• **DIRECTION**
Locate the word "WindowsServiceDemo" in the entries below, then gather every line that holds it.
· · · · ·
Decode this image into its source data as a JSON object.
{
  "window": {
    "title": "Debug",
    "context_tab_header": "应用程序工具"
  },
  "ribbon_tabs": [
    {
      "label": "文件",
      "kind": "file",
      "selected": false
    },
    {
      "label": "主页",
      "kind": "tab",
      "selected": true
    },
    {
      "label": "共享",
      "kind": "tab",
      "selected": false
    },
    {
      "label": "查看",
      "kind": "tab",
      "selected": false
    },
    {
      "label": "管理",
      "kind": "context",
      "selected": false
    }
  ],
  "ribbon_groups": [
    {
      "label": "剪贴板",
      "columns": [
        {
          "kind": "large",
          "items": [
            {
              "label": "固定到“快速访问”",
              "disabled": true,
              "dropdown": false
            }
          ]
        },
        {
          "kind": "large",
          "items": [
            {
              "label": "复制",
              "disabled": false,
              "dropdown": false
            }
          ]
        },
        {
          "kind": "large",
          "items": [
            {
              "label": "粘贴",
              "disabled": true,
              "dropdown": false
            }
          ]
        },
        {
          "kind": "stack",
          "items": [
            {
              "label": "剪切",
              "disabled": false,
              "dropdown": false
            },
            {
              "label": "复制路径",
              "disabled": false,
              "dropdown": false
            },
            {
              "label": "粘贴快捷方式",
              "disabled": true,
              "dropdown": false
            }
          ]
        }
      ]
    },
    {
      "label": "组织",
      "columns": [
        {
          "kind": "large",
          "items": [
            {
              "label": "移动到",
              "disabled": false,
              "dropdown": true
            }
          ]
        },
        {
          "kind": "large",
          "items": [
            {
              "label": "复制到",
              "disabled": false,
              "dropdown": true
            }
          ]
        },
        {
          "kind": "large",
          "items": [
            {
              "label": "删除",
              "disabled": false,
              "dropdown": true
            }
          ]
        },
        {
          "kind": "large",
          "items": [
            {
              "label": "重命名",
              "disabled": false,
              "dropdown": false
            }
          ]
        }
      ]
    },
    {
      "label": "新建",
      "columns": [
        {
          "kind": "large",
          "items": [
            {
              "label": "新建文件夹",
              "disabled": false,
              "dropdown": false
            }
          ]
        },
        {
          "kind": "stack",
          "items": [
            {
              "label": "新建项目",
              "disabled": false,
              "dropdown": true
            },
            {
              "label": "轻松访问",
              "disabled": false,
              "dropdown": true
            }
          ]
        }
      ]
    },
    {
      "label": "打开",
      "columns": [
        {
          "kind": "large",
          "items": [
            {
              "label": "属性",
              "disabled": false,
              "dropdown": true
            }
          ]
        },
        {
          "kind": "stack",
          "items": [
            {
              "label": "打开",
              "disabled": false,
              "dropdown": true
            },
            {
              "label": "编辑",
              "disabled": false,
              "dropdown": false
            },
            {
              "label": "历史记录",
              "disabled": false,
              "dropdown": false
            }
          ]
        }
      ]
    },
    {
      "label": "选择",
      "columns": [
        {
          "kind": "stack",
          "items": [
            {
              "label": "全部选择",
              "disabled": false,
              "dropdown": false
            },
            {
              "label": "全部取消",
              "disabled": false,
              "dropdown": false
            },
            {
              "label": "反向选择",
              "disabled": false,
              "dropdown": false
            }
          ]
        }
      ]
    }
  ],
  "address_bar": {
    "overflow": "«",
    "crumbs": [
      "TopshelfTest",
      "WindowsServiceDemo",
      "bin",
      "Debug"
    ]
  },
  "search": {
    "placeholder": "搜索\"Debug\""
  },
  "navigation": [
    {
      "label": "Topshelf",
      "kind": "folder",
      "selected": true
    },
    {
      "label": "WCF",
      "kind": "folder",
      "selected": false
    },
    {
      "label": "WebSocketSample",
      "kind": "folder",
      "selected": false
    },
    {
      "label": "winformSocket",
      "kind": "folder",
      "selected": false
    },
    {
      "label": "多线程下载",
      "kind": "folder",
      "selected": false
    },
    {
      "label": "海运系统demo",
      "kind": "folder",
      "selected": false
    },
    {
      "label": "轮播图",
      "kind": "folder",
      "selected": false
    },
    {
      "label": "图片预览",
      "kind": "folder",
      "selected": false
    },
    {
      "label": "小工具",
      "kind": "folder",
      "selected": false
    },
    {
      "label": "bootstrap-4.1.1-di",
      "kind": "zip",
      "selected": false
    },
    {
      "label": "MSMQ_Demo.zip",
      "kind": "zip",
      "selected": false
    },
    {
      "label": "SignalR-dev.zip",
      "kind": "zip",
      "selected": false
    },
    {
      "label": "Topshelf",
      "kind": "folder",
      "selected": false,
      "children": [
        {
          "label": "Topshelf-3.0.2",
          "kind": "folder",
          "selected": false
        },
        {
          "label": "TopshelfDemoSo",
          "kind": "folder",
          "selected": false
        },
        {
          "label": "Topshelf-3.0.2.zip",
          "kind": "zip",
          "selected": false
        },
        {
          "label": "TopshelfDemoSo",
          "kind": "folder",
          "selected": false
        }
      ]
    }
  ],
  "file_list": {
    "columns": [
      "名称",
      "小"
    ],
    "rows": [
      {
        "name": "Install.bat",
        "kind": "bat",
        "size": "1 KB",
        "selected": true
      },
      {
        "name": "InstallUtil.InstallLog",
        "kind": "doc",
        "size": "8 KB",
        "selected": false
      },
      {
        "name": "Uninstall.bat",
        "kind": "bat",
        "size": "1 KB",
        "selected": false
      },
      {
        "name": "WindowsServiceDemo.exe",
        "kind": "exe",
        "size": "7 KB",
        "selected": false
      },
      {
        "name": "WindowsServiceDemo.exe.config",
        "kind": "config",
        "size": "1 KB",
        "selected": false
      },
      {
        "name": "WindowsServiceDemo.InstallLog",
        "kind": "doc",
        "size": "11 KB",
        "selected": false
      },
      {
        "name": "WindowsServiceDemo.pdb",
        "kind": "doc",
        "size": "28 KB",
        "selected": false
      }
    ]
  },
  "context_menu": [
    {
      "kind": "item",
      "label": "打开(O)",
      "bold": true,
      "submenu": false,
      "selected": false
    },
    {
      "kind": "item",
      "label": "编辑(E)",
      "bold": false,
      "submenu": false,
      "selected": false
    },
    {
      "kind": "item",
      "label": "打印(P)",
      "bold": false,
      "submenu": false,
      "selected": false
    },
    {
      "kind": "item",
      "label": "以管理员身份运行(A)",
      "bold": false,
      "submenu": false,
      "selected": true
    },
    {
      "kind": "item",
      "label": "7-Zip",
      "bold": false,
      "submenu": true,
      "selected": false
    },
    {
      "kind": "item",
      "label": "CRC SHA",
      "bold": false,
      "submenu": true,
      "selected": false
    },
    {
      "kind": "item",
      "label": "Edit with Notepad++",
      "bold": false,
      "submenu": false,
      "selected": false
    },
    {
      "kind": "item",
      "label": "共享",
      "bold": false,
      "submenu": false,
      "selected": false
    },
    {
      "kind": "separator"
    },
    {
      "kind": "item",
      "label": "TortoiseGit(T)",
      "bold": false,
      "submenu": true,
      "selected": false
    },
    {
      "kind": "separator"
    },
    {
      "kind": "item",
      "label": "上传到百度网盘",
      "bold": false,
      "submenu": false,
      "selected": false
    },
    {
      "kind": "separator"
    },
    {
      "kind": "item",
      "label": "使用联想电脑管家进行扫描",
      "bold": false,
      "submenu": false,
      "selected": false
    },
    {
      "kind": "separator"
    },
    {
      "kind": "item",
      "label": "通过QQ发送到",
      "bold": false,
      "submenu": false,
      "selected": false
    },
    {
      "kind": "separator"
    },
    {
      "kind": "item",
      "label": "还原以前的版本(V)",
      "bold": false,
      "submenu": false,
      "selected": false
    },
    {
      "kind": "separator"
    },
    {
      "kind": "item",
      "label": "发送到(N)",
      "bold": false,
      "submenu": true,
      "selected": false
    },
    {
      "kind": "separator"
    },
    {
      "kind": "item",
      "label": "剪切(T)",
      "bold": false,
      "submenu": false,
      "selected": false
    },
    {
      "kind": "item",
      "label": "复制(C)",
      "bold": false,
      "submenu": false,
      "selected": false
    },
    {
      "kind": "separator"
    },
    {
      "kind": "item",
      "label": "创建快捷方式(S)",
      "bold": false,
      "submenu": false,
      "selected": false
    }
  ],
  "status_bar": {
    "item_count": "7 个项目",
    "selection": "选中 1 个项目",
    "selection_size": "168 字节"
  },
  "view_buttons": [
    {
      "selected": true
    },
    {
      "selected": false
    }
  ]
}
· · · · ·
• **EXERCISE SOLUTION**
      "WindowsServiceDemo",
        "name": "WindowsServiceDemo.exe",
        "name": "WindowsServiceDemo.exe.config",
        "name": "WindowsServiceDemo.InstallLog",
        "name": "WindowsServiceDemo.pdb",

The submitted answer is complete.